WHAT IS ASKED ▸ Pictures do not belong in the copy, so please give every entry below again exactly.

━━━━

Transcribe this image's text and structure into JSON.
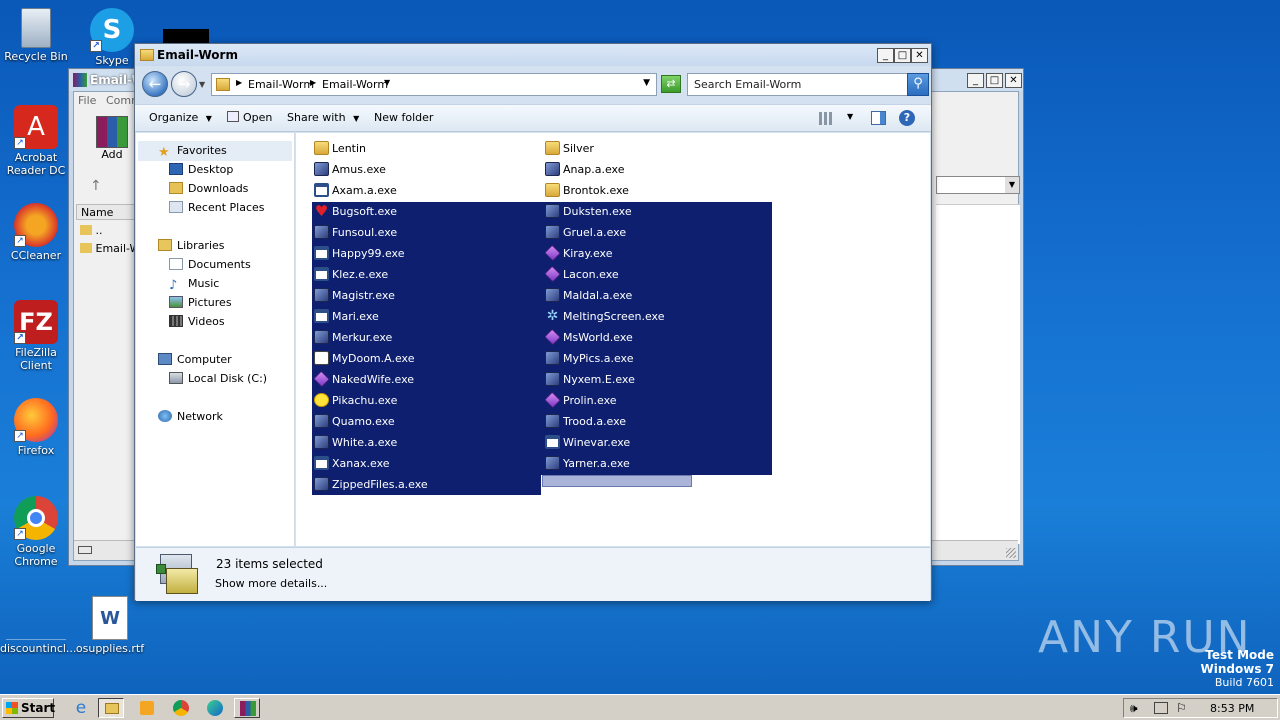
{
  "desktop": {
    "icons": [
      {
        "label": "Recycle Bin"
      },
      {
        "label": "Skype"
      },
      {
        "label": "Acrobat Reader DC"
      },
      {
        "label": "CCleaner"
      },
      {
        "label": "FileZilla Client"
      },
      {
        "label": "Firefox"
      },
      {
        "label": "Google Chrome"
      },
      {
        "label": "discountincl..."
      },
      {
        "label": "osupplies.rtf"
      }
    ],
    "watermark": "ANY RUN",
    "test_mode": {
      "line1": "Test Mode",
      "line2": "Windows 7",
      "line3": "Build 7601"
    }
  },
  "back_window": {
    "title": "Email-W",
    "menu": [
      "File",
      "Comm"
    ],
    "add_label": "Add",
    "col_name": "Name",
    "rows": [
      "..",
      "Email-W"
    ]
  },
  "explorer": {
    "title": "Email-Worm",
    "breadcrumb": [
      "Email-Worm",
      "Email-Worm"
    ],
    "search_placeholder": "Search Email-Worm",
    "toolbar": {
      "organize": "Organize",
      "open": "Open",
      "share_with": "Share with",
      "new_folder": "New folder"
    },
    "nav": {
      "favorites": "Favorites",
      "desktop": "Desktop",
      "downloads": "Downloads",
      "recent": "Recent Places",
      "libraries": "Libraries",
      "documents": "Documents",
      "music": "Music",
      "pictures": "Pictures",
      "videos": "Videos",
      "computer": "Computer",
      "local_disk": "Local Disk (C:)",
      "network": "Network"
    },
    "files_col1": [
      {
        "name": "Lentin",
        "icon": "folder-icon",
        "selected": false
      },
      {
        "name": "Amus.exe",
        "icon": "exe-icon",
        "selected": false
      },
      {
        "name": "Axam.a.exe",
        "icon": "window-exe-icon",
        "selected": false
      },
      {
        "name": "Bugsoft.exe",
        "icon": "heart-icon",
        "selected": true
      },
      {
        "name": "Funsoul.exe",
        "icon": "exe-icon",
        "selected": true
      },
      {
        "name": "Happy99.exe",
        "icon": "window-exe-icon",
        "selected": true
      },
      {
        "name": "Klez.e.exe",
        "icon": "window-exe-icon",
        "selected": true
      },
      {
        "name": "Magistr.exe",
        "icon": "exe-icon",
        "selected": true
      },
      {
        "name": "Mari.exe",
        "icon": "window-exe-icon",
        "selected": true
      },
      {
        "name": "Merkur.exe",
        "icon": "exe-icon",
        "selected": true
      },
      {
        "name": "MyDoom.A.exe",
        "icon": "doc-exe-icon",
        "selected": true
      },
      {
        "name": "NakedWife.exe",
        "icon": "diamond-icon",
        "selected": true
      },
      {
        "name": "Pikachu.exe",
        "icon": "smiley-icon",
        "selected": true
      },
      {
        "name": "Quamo.exe",
        "icon": "exe-icon",
        "selected": true
      },
      {
        "name": "White.a.exe",
        "icon": "exe-icon",
        "selected": true
      },
      {
        "name": "Xanax.exe",
        "icon": "window-exe-icon",
        "selected": true
      },
      {
        "name": "ZippedFiles.a.exe",
        "icon": "exe-icon",
        "selected": true
      }
    ],
    "files_col2": [
      {
        "name": "Silver",
        "icon": "folder-icon",
        "selected": false
      },
      {
        "name": "Anap.a.exe",
        "icon": "exe-icon",
        "selected": false
      },
      {
        "name": "Brontok.exe",
        "icon": "folder-icon",
        "selected": false
      },
      {
        "name": "Duksten.exe",
        "icon": "exe-icon",
        "selected": true
      },
      {
        "name": "Gruel.a.exe",
        "icon": "exe-icon",
        "selected": true
      },
      {
        "name": "Kiray.exe",
        "icon": "diamond-icon",
        "selected": true
      },
      {
        "name": "Lacon.exe",
        "icon": "diamond-icon",
        "selected": true
      },
      {
        "name": "Maldal.a.exe",
        "icon": "exe-icon",
        "selected": true
      },
      {
        "name": "MeltingScreen.exe",
        "icon": "snowflake-icon",
        "selected": true
      },
      {
        "name": "MsWorld.exe",
        "icon": "diamond-icon",
        "selected": true
      },
      {
        "name": "MyPics.a.exe",
        "icon": "exe-icon",
        "selected": true
      },
      {
        "name": "Nyxem.E.exe",
        "icon": "exe-icon",
        "selected": true
      },
      {
        "name": "Prolin.exe",
        "icon": "diamond-icon",
        "selected": true
      },
      {
        "name": "Trood.a.exe",
        "icon": "exe-icon",
        "selected": true
      },
      {
        "name": "Winevar.exe",
        "icon": "window-exe-icon",
        "selected": true
      },
      {
        "name": "Yarner.a.exe",
        "icon": "exe-icon",
        "selected": true
      }
    ],
    "status": {
      "count": "23 items selected",
      "details": "Show more details..."
    }
  },
  "taskbar": {
    "start": "Start",
    "clock": "8:53 PM"
  },
  "colors": {
    "selection": "#0d1f6e",
    "desktop": "#1570d0"
  }
}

━━━━

COMPLETED TASK ▸
Transcribe this image's text and structure into JSON.
{
  "desktop": {
    "icons": [
      {
        "label": "Recycle Bin"
      },
      {
        "label": "Skype"
      },
      {
        "label": "Acrobat Reader DC"
      },
      {
        "label": "CCleaner"
      },
      {
        "label": "FileZilla Client"
      },
      {
        "label": "Firefox"
      },
      {
        "label": "Google Chrome"
      },
      {
        "label": "discountincl..."
      },
      {
        "label": "osupplies.rtf"
      }
    ],
    "watermark": "ANY RUN",
    "test_mode": {
      "line1": "Test Mode",
      "line2": "Windows 7",
      "line3": "Build 7601"
    }
  },
  "back_window": {
    "title": "Email-W",
    "menu": [
      "File",
      "Comm"
    ],
    "add_label": "Add",
    "col_name": "Name",
    "rows": [
      "..",
      "Email-W"
    ]
  },
  "explorer": {
    "title": "Email-Worm",
    "breadcrumb": [
      "Email-Worm",
      "Email-Worm"
    ],
    "search_placeholder": "Search Email-Worm",
    "toolbar": {
      "organize": "Organize",
      "open": "Open",
      "share_with": "Share with",
      "new_folder": "New folder"
    },
    "nav": {
      "favorites": "Favorites",
      "desktop": "Desktop",
      "downloads": "Downloads",
      "recent": "Recent Places",
      "libraries": "Libraries",
      "documents": "Documents",
      "music": "Music",
      "pictures": "Pictures",
      "videos": "Videos",
      "computer": "Computer",
      "local_disk": "Local Disk (C:)",
      "network": "Network"
    },
    "files_col1": [
      {
        "name": "Lentin",
        "icon": "folder-icon",
        "selected": false
      },
      {
        "name": "Amus.exe",
        "icon": "exe-icon",
        "selected": false
      },
      {
        "name": "Axam.a.exe",
        "icon": "window-exe-icon",
        "selected": false
      },
      {
        "name": "Bugsoft.exe",
        "icon": "heart-icon",
        "selected": true
      },
      {
        "name": "Funsoul.exe",
        "icon": "exe-icon",
        "selected": true
      },
      {
        "name": "Happy99.exe",
        "icon": "window-exe-icon",
        "selected": true
      },
      {
        "name": "Klez.e.exe",
        "icon": "window-exe-icon",
        "selected": true
      },
      {
        "name": "Magistr.exe",
        "icon": "exe-icon",
        "selected": true
      },
      {
        "name": "Mari.exe",
        "icon": "window-exe-icon",
        "selected": true
      },
      {
        "name": "Merkur.exe",
        "icon": "exe-icon",
        "selected": true
      },
      {
        "name": "MyDoom.A.exe",
        "icon": "doc-exe-icon",
        "selected": true
      },
      {
        "name": "NakedWife.exe",
        "icon": "diamond-icon",
        "selected": true
      },
      {
        "name": "Pikachu.exe",
        "icon": "smiley-icon",
        "selected": true
      },
      {
        "name": "Quamo.exe",
        "icon": "exe-icon",
        "selected": true
      },
      {
        "name": "White.a.exe",
        "icon": "exe-icon",
        "selected": true
      },
      {
        "name": "Xanax.exe",
        "icon": "window-exe-icon",
        "selected": true
      },
      {
        "name": "ZippedFiles.a.exe",
        "icon": "exe-icon",
        "selected": true
      }
    ],
    "files_col2": [
      {
        "name": "Silver",
        "icon": "folder-icon",
        "selected": false
      },
      {
        "name": "Anap.a.exe",
        "icon": "exe-icon",
        "selected": false
      },
      {
        "name": "Brontok.exe",
        "icon": "folder-icon",
        "selected": false
      },
      {
        "name": "Duksten.exe",
        "icon": "exe-icon",
        "selected": true
      },
      {
        "name": "Gruel.a.exe",
        "icon": "exe-icon",
        "selected": true
      },
      {
        "name": "Kiray.exe",
        "icon": "diamond-icon",
        "selected": true
      },
      {
        "name": "Lacon.exe",
        "icon": "diamond-icon",
        "selected": true
      },
      {
        "name": "Maldal.a.exe",
        "icon": "exe-icon",
        "selected": true
      },
      {
        "name": "MeltingScreen.exe",
        "icon": "snowflake-icon",
        "selected": true
      },
      {
        "name": "MsWorld.exe",
        "icon": "diamond-icon",
        "selected": true
      },
      {
        "name": "MyPics.a.exe",
        "icon": "exe-icon",
        "selected": true
      },
      {
        "name": "Nyxem.E.exe",
        "icon": "exe-icon",
        "selected": true
      },
      {
        "name": "Prolin.exe",
        "icon": "diamond-icon",
        "selected": true
      },
      {
        "name": "Trood.a.exe",
        "icon": "exe-icon",
        "selected": true
      },
      {
        "name": "Winevar.exe",
        "icon": "window-exe-icon",
        "selected": true
      },
      {
        "name": "Yarner.a.exe",
        "icon": "exe-icon",
        "selected": true
      }
    ],
    "status": {
      "count": "23 items selected",
      "details": "Show more details..."
    }
  },
  "taskbar": {
    "start": "Start",
    "clock": "8:53 PM"
  },
  "colors": {
    "selection": "#0d1f6e",
    "desktop": "#1570d0"
  }
}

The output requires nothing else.